(Dataset rows)
· · ·

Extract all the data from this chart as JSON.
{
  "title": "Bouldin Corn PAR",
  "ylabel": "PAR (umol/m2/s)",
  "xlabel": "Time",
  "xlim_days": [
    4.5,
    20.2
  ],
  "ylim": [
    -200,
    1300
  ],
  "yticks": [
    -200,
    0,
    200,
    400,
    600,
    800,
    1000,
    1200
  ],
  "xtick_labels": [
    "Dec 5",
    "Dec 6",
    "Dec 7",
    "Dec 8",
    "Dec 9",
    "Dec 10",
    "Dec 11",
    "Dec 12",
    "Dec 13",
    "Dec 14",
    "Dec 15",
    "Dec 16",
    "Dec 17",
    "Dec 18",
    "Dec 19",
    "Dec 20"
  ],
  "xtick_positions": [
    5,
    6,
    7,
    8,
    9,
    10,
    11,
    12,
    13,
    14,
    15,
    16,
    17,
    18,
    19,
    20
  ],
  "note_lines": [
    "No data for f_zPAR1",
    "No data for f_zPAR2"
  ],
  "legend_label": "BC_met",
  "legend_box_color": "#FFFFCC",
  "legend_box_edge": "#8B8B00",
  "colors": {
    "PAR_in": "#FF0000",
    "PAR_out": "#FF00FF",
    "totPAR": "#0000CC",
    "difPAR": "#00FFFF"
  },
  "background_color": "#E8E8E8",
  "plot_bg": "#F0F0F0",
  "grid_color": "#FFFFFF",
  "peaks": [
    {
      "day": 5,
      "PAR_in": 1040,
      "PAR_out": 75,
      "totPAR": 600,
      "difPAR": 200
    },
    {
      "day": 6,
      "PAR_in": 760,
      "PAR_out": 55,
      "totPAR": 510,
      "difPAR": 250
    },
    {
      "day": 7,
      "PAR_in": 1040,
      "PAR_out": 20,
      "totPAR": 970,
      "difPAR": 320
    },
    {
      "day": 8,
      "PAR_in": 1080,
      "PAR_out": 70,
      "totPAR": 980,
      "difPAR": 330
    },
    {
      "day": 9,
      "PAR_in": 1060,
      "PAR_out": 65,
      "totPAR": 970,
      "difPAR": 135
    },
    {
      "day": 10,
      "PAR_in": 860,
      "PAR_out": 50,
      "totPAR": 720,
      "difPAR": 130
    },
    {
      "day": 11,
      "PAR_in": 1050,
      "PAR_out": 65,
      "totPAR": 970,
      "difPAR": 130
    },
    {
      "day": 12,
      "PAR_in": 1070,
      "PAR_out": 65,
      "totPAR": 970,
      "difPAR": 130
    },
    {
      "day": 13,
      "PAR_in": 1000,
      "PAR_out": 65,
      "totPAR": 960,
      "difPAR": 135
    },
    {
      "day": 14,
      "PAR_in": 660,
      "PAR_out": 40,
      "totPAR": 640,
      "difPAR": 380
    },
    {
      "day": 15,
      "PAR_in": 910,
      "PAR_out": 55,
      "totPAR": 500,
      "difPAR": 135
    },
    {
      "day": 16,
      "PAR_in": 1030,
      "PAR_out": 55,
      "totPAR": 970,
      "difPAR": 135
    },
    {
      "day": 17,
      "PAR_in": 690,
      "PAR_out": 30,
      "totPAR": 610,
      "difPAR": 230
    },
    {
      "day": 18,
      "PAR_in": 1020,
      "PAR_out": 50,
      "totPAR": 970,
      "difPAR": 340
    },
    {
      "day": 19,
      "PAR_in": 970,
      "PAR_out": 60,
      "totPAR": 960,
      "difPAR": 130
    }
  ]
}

· · ·

* **Exercise details**
Repeat all the records. Match each line exactly.

* **Worked answer**
Extract all the data from this chart as JSON.
{
  "title": "Bouldin Corn PAR",
  "ylabel": "PAR (umol/m2/s)",
  "xlabel": "Time",
  "xlim_days": [
    4.5,
    20.2
  ],
  "ylim": [
    -200,
    1300
  ],
  "yticks": [
    -200,
    0,
    200,
    400,
    600,
    800,
    1000,
    1200
  ],
  "xtick_labels": [
    "Dec 5",
    "Dec 6",
    "Dec 7",
    "Dec 8",
    "Dec 9",
    "Dec 10",
    "Dec 11",
    "Dec 12",
    "Dec 13",
    "Dec 14",
    "Dec 15",
    "Dec 16",
    "Dec 17",
    "Dec 18",
    "Dec 19",
    "Dec 20"
  ],
  "xtick_positions": [
    5,
    6,
    7,
    8,
    9,
    10,
    11,
    12,
    13,
    14,
    15,
    16,
    17,
    18,
    19,
    20
  ],
  "note_lines": [
    "No data for f_zPAR1",
    "No data for f_zPAR2"
  ],
  "legend_label": "BC_met",
  "legend_box_color": "#FFFFCC",
  "legend_box_edge": "#8B8B00",
  "colors": {
    "PAR_in": "#FF0000",
    "PAR_out": "#FF00FF",
    "totPAR": "#0000CC",
    "difPAR": "#00FFFF"
  },
  "background_color": "#E8E8E8",
  "plot_bg": "#F0F0F0",
  "grid_color": "#FFFFFF",
  "peaks": [
    {
      "day": 5,
      "PAR_in": 1040,
      "PAR_out": 75,
      "totPAR": 600,
      "difPAR": 200
    },
    {
      "day": 6,
      "PAR_in": 760,
      "PAR_out": 55,
      "totPAR": 510,
      "difPAR": 250
    },
    {
      "day": 7,
      "PAR_in": 1040,
      "PAR_out": 20,
      "totPAR": 970,
      "difPAR": 320
    },
    {
      "day": 8,
      "PAR_in": 1080,
      "PAR_out": 70,
      "totPAR": 980,
      "difPAR": 330
    },
    {
      "day": 9,
      "PAR_in": 1060,
      "PAR_out": 65,
      "totPAR": 970,
      "difPAR": 135
    },
    {
      "day": 10,
      "PAR_in": 860,
      "PAR_out": 50,
      "totPAR": 720,
      "difPAR": 130
    },
    {
      "day": 11,
      "PAR_in": 1050,
      "PAR_out": 65,
      "totPAR": 970,
      "difPAR": 130
    },
    {
      "day": 12,
      "PAR_in": 1070,
      "PAR_out": 65,
      "totPAR": 970,
      "difPAR": 130
    },
    {
      "day": 13,
      "PAR_in": 1000,
      "PAR_out": 65,
      "totPAR": 960,
      "difPAR": 135
    },
    {
      "day": 14,
      "PAR_in": 660,
      "PAR_out": 40,
      "totPAR": 640,
      "difPAR": 380
    },
    {
      "day": 15,
      "PAR_in": 910,
      "PAR_out": 55,
      "totPAR": 500,
      "difPAR": 135
    },
    {
      "day": 16,
      "PAR_in": 1030,
      "PAR_out": 55,
      "totPAR": 970,
      "difPAR": 135
    },
    {
      "day": 17,
      "PAR_in": 690,
      "PAR_out": 30,
      "totPAR": 610,
      "difPAR": 230
    },
    {
      "day": 18,
      "PAR_in": 1020,
      "PAR_out": 50,
      "totPAR": 970,
      "difPAR": 340
    },
    {
      "day": 19,
      "PAR_in": 970,
      "PAR_out": 60,
      "totPAR": 960,
      "difPAR": 130
    }
  ]
}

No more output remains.